>> start DATASET ENTRIES

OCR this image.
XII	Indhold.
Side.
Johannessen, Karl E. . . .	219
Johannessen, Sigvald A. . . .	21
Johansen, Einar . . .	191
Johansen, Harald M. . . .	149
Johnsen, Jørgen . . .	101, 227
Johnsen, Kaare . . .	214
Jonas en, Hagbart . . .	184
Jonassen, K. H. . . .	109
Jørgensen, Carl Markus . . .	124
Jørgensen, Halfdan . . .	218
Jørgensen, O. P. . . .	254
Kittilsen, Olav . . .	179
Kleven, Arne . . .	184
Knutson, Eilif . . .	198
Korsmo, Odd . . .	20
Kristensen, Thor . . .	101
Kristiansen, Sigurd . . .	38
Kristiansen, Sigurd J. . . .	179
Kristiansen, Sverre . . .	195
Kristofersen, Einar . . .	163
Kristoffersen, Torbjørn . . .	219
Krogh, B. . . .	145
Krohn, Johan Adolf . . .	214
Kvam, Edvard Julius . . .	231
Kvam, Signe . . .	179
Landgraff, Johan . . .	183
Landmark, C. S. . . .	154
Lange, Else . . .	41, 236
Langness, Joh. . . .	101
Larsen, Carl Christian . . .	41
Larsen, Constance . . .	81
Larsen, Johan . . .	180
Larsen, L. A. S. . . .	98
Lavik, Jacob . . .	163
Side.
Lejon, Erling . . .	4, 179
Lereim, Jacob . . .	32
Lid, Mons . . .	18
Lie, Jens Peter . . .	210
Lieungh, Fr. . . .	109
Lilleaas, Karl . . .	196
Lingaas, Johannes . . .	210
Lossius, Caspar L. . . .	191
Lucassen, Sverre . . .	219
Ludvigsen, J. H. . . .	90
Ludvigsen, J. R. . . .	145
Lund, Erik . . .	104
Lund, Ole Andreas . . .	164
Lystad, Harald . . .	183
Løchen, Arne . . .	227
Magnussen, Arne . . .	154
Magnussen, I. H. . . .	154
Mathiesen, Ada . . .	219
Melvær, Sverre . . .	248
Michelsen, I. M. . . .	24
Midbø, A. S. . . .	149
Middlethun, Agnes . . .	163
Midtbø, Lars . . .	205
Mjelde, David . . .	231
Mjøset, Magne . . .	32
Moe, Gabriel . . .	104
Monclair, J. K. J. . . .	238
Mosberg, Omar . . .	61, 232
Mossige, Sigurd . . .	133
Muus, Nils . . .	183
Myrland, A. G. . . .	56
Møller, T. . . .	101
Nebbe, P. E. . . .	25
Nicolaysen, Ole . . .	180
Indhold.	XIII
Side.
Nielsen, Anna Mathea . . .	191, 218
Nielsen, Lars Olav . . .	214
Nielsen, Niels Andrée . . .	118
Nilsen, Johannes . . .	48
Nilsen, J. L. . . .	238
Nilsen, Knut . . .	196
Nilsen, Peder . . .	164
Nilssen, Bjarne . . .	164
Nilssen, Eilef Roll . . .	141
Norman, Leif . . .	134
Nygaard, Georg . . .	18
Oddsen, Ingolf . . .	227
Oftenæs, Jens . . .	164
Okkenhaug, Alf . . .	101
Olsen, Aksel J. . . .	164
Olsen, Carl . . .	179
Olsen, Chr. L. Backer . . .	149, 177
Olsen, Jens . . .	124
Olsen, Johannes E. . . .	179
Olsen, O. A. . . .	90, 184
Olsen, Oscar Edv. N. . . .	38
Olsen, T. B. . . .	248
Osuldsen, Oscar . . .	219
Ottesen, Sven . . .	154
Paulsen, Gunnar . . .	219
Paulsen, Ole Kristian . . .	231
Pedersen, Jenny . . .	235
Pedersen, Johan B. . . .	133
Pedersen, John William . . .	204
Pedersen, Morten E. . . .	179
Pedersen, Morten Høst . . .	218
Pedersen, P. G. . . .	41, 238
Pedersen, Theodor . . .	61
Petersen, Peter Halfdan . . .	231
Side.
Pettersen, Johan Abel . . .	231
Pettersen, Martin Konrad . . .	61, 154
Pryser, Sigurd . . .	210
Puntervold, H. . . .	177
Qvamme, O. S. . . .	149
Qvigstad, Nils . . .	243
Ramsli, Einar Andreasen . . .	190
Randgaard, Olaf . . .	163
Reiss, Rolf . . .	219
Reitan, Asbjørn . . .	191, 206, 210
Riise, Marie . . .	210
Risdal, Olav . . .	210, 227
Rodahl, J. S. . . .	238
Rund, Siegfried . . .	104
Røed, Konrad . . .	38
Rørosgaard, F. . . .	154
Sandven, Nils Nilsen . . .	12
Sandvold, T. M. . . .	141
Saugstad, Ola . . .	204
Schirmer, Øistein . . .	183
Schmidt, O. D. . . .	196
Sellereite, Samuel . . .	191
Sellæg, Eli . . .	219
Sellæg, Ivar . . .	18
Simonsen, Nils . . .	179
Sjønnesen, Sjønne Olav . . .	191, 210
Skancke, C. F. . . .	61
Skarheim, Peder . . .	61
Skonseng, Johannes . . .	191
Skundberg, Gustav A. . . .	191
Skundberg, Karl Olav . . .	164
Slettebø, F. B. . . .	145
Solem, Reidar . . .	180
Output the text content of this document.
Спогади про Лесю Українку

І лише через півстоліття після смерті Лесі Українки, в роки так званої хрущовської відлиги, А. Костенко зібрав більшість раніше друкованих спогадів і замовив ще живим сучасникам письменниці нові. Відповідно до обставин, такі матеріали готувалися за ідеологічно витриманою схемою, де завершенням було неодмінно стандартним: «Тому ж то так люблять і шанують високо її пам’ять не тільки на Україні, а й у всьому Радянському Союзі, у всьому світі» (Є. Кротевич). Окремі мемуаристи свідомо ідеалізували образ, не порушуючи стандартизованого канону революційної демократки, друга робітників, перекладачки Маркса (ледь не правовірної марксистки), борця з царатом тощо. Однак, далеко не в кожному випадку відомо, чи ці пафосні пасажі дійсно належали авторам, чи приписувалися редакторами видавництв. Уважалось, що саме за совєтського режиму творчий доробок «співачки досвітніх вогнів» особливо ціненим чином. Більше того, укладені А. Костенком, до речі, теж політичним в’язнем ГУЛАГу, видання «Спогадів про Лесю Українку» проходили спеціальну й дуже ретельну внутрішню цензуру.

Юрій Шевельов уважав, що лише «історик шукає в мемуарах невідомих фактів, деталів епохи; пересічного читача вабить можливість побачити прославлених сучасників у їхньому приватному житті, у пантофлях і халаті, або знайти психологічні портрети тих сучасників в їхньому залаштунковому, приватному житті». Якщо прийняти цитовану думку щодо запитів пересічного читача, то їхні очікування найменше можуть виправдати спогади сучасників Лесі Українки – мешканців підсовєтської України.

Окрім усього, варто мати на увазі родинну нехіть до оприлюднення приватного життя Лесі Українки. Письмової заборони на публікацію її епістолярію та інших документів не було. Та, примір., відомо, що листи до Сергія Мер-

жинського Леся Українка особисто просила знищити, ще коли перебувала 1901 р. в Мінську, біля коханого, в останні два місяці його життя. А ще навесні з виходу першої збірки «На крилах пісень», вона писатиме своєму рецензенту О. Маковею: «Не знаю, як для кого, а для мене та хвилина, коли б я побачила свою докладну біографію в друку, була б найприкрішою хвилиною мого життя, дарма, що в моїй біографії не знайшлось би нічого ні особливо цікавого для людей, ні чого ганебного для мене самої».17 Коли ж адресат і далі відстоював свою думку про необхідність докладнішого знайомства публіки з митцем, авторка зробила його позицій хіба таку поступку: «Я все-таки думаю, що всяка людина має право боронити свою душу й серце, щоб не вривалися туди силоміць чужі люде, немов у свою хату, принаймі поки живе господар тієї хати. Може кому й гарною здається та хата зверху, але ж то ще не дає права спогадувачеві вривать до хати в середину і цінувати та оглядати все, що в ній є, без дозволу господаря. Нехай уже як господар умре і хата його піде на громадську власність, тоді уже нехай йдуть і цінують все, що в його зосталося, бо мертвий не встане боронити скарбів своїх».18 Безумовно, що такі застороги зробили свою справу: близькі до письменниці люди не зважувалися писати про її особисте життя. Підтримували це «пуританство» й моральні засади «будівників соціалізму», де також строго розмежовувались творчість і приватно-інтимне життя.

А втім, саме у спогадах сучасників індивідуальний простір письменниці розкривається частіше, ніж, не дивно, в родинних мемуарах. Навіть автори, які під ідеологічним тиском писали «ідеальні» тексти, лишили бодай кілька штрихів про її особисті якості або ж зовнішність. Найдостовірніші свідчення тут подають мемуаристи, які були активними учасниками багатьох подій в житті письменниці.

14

>> end DATASET ENTRIES

## PROBLEM REQUIREMENTS
Check each line above for the string "Magnussen", then copy the ones that have it.

## FINAL RESULT
Magnussen, Arne . . .	154
Magnussen, I. H. . . .	154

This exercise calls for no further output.